* [REQUIRED ACTION] Reproduce the passage of the QPR column below, starting with "Admittedly, he inherited" and going on through "secured Robert Green?", without changing a word.

* [EXTRACT PROVIDED]
.....
I’m beginning to think Flavio Briatore has been the smartest QPR chairman over the last two decades.
Don’t get me wrong. I’m not saying the madcap racing car fan had Hoops tattooed on his ample Mediterranean bronzed chest.
I’m saying he made a personal financial fist of an organisation that has cut industrial swathes into smart men’s fortunes.
Line up Chris Wright, Briatore and Tony Fernandes, and it’s pretty easy to see who came away with the fattest pocket.
This week, the finger of blame for Rs second Premier League demise in three seasons is pointing in all directions.
Harry Redknapp is going to have wait for a due rap on the knuckles, but never more appropriate was the old joke about making a small fortune in football because you have just lost a big one.
Fernandes is a multi-millionaire because he made shrewd decisions in the airline industry. But just about everything he’s done at QPR failed to get off the ground excepting one lucky Championship play-off final.
Admittedly, he inherited a group of players not fit for purpose including the checkered QPR career of Joey Barton.
Even then the club made the mistake of listening to the likes of the current captain and other senior pros that did for Neil Warnock’s tenure as boss.
You can’t blame Mark Hughes for sticking his hand up next, but how did Fernandes then allow Sparky to sign Julio Cesar just after he secured Robert Green?
Dealing with the club just about every week for the last 15 seasons, the impression left is the Brazilian keeper was handed to Hughes rather than the other way round. While here, Ji-sung Park anyone?
And on it went.
List and reason away the poor signings since August 2011 after Rangers returned to the Premier League for the first time in 16 years, and this column would run out of space long before the last name.
Other clubs get it wrong of course.
But staring at the Premier League table, maybe, and even then Mike Ashley has kept a grip on his loot, only Newcastle compare in terms of investment over return.
.....
* [SUPPLIED DATA]
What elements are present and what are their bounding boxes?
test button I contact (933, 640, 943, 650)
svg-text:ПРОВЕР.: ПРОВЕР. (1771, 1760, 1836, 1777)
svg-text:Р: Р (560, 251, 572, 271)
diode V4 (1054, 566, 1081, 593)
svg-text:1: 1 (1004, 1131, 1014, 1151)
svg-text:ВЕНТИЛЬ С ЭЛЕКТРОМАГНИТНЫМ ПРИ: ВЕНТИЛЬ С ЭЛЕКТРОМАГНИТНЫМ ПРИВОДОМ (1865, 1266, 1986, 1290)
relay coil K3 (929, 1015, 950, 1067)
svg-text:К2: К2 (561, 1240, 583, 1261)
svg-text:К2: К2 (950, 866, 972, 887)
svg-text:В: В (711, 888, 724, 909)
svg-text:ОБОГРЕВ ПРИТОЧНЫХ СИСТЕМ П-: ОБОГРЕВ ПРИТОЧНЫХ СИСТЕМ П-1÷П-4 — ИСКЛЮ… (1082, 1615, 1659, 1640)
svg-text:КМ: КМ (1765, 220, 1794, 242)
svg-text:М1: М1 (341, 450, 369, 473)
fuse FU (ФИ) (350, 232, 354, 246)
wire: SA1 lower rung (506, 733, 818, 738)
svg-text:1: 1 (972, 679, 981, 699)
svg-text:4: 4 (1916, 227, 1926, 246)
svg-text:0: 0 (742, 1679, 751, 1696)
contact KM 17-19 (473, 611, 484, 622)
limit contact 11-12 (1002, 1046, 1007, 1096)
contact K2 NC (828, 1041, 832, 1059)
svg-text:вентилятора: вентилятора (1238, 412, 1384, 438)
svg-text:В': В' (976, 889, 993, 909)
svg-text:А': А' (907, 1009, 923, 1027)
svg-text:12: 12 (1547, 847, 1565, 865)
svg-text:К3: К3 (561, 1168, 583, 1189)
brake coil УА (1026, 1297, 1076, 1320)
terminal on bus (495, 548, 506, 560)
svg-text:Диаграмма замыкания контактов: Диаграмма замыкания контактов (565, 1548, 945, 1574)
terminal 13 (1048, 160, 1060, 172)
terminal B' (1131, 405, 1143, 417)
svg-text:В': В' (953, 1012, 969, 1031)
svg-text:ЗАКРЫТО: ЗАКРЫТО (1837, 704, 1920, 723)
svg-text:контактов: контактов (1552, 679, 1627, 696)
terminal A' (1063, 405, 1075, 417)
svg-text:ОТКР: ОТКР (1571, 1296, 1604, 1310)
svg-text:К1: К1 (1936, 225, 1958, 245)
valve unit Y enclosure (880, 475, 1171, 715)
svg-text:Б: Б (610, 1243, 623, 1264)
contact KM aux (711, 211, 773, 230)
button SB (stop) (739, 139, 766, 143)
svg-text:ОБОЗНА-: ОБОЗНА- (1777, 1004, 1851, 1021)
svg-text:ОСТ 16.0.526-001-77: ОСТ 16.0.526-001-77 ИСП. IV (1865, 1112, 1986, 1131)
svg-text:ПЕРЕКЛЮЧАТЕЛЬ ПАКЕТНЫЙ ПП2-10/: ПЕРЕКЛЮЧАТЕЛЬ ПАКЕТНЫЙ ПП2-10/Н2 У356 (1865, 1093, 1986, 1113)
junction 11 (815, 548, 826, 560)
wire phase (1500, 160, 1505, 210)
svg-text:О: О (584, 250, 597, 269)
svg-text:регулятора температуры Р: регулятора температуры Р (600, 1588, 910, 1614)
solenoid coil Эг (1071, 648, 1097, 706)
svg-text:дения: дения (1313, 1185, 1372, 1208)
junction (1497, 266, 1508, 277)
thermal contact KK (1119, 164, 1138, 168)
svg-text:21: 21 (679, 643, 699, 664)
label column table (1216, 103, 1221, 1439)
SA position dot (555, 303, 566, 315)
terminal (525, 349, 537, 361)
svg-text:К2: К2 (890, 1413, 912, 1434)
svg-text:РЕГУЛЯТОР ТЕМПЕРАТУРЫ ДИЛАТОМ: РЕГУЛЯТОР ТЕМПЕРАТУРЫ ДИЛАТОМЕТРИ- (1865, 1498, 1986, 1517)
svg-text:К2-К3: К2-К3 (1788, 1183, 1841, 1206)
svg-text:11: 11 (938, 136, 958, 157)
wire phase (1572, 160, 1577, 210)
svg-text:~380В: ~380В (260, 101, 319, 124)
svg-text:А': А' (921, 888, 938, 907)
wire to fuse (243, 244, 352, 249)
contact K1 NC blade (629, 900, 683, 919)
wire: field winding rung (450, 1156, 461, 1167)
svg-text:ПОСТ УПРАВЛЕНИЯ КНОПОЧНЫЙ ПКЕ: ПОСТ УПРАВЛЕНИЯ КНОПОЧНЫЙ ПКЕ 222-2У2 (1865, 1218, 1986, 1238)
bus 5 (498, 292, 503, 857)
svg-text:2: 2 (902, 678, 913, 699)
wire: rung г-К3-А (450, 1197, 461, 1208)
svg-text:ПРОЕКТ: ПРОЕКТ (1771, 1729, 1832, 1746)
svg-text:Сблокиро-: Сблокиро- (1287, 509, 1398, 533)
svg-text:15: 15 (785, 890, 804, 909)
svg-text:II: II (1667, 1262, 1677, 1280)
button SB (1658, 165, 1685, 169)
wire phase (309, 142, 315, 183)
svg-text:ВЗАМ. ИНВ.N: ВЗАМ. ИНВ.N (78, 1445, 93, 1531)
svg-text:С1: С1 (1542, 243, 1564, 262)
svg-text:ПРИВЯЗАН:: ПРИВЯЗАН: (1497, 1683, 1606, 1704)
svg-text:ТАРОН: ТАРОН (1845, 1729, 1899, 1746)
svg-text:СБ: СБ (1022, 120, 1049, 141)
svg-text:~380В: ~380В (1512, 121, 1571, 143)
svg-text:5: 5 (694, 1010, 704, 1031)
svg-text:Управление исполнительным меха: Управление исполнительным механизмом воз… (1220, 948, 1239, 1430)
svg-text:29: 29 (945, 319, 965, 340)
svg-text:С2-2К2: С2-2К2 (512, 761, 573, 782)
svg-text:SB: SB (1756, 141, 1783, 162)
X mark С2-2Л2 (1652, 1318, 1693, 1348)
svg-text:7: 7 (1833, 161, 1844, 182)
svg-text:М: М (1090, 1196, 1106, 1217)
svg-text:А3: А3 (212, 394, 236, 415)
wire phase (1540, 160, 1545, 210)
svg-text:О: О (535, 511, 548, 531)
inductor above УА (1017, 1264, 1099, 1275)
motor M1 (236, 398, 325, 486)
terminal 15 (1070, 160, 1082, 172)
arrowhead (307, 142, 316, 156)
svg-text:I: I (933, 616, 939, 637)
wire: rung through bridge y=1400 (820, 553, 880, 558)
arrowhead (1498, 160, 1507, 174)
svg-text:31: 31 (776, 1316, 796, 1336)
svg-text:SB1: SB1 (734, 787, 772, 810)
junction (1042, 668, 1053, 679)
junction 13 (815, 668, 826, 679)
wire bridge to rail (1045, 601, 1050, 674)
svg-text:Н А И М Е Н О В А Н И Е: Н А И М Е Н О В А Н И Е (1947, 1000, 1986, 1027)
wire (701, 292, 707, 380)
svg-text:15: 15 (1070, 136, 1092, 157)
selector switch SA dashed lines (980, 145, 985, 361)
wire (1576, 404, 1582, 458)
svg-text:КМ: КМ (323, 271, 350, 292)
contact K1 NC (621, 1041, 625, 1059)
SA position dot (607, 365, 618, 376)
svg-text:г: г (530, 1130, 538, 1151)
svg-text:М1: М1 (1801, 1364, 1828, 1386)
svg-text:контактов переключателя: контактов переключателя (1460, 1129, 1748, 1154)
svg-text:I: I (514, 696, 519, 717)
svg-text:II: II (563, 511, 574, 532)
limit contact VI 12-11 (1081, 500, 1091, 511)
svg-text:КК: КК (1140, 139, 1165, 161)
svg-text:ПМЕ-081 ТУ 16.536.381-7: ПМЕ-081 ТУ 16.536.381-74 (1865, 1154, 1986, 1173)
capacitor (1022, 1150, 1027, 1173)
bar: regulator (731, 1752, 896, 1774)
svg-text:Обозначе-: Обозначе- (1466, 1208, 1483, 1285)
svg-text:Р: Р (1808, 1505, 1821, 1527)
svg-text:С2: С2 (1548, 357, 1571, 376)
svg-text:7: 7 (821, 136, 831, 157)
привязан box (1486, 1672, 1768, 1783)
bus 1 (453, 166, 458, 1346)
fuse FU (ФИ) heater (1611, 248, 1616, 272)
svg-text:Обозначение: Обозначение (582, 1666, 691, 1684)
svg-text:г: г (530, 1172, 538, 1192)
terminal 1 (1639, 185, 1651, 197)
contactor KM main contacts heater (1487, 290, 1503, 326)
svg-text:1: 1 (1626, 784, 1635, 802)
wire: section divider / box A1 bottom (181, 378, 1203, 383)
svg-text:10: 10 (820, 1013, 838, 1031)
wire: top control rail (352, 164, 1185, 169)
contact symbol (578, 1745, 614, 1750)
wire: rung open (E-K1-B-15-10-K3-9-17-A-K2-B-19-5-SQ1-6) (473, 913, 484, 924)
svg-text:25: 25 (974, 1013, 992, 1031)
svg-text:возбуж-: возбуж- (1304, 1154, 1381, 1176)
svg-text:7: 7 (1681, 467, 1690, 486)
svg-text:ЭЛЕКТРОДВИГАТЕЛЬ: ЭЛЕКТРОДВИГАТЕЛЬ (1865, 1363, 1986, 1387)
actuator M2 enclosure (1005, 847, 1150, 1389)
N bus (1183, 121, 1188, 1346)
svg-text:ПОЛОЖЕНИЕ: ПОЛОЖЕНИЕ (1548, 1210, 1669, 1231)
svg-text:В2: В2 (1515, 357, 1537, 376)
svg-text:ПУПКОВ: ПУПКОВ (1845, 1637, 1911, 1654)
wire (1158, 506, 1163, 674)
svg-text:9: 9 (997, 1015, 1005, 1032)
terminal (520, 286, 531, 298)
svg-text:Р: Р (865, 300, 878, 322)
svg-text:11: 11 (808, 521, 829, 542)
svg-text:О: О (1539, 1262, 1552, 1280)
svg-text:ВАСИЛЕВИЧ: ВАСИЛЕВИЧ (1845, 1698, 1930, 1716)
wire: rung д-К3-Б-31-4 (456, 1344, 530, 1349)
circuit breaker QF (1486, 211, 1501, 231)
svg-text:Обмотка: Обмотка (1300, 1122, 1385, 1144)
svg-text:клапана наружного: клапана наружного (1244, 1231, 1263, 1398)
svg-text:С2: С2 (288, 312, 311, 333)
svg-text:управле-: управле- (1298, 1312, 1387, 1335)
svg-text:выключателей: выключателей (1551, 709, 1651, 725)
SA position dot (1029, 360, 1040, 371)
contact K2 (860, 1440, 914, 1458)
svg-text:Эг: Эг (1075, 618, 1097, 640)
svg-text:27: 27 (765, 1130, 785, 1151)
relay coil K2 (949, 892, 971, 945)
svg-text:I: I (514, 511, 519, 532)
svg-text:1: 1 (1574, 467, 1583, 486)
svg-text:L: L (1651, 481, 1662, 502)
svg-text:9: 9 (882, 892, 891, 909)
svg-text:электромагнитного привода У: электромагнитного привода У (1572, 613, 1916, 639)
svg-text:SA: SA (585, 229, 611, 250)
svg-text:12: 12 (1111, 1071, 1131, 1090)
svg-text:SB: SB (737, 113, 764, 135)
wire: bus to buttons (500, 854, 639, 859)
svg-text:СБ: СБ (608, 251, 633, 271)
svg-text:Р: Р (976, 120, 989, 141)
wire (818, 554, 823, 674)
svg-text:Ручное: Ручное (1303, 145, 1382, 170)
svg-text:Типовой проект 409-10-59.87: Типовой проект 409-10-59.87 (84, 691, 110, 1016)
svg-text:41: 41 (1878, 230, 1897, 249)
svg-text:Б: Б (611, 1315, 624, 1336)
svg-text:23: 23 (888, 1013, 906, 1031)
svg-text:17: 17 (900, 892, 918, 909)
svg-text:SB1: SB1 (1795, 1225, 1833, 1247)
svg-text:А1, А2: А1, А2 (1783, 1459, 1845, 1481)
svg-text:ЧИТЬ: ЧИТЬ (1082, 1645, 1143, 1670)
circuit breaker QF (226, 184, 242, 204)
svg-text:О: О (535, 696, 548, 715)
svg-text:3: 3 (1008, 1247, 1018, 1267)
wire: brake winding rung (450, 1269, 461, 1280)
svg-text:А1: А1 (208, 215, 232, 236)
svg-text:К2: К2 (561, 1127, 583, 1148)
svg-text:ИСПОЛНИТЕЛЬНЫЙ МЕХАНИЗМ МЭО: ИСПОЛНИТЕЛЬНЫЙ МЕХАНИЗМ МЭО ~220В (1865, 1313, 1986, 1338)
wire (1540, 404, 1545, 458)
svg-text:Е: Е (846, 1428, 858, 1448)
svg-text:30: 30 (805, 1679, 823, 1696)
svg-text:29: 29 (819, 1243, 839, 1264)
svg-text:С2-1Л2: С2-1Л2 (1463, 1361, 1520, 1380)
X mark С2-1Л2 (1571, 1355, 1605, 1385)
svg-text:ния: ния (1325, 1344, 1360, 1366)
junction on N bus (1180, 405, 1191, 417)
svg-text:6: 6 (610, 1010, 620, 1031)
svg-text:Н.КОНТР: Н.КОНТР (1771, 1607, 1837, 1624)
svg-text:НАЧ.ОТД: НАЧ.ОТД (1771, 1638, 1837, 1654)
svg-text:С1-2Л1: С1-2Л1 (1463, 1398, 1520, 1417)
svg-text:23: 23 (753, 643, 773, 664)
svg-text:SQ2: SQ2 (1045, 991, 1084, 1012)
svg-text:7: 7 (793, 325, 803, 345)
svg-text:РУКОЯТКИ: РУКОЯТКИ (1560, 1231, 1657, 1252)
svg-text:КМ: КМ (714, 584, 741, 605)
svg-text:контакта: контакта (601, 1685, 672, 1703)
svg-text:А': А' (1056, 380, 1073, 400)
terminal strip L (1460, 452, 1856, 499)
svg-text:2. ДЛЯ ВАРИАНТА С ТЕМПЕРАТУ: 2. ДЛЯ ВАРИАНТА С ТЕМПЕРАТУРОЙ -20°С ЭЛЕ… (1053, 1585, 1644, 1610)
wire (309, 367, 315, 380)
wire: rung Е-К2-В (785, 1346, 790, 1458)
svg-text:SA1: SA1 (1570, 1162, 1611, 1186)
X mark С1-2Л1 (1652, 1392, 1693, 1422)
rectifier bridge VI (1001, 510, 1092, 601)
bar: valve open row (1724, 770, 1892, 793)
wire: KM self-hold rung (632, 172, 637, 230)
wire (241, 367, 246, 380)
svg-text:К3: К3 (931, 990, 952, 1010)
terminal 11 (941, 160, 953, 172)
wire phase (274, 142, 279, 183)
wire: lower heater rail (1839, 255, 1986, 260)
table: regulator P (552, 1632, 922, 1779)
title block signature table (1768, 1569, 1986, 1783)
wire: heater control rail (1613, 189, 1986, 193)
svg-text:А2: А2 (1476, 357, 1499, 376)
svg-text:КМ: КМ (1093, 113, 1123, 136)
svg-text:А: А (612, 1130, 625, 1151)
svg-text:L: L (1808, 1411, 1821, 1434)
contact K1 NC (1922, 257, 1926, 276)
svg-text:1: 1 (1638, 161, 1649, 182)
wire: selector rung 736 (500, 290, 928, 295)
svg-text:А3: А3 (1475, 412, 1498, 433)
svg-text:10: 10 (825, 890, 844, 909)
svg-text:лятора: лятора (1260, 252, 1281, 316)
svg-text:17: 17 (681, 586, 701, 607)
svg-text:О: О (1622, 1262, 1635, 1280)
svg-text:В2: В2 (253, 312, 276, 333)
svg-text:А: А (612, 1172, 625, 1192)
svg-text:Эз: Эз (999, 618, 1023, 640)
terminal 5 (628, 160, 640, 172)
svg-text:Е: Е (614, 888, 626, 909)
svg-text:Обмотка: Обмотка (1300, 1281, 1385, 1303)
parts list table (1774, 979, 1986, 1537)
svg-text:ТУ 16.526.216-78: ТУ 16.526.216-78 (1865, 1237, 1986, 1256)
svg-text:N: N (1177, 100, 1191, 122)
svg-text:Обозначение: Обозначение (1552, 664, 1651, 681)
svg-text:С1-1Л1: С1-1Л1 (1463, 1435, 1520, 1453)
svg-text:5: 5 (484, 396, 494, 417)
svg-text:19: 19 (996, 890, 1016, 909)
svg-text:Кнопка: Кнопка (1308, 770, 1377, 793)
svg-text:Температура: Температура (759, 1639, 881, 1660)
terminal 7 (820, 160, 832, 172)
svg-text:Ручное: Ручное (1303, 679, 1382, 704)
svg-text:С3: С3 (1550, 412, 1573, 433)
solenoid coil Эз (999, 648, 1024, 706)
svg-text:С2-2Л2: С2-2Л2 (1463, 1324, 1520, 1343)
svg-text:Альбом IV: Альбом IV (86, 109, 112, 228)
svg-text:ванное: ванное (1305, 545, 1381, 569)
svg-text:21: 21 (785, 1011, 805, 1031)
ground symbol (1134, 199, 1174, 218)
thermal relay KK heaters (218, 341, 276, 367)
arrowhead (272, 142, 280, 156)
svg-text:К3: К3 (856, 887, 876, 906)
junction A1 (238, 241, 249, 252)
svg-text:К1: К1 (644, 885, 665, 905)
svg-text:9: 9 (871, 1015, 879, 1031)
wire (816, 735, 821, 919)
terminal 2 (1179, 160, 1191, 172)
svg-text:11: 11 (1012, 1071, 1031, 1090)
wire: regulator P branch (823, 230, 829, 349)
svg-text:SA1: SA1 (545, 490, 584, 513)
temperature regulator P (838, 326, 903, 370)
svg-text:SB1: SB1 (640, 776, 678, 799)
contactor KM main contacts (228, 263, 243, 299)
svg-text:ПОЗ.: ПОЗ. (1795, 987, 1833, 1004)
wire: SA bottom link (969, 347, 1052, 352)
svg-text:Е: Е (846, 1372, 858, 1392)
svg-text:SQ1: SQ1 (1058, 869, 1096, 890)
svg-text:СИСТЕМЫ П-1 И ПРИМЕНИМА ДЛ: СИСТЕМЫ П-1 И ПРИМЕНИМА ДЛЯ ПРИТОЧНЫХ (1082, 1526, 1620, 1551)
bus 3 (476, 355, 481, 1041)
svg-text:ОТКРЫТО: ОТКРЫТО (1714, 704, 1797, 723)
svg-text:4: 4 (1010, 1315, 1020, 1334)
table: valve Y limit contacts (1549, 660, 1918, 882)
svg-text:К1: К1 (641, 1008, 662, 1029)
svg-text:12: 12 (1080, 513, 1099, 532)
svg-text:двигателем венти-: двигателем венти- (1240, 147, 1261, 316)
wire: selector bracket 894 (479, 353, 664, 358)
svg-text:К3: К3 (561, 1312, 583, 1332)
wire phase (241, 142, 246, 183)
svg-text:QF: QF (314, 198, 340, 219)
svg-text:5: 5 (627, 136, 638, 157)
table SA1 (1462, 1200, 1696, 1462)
.....
* [RESPONSE AREA]
Admittedly, he inherited a group of players not fit for purpose including the checkered QPR career of Joey Barton.
Even then the club made the mistake of listening to the likes of the current captain and other senior pros that did for Neil Warnock’s tenure as boss.
You can’t blame Mark Hughes for sticking his hand up next, but how did Fernandes then allow Sparky to sign Julio Cesar just after he secured Robert Green?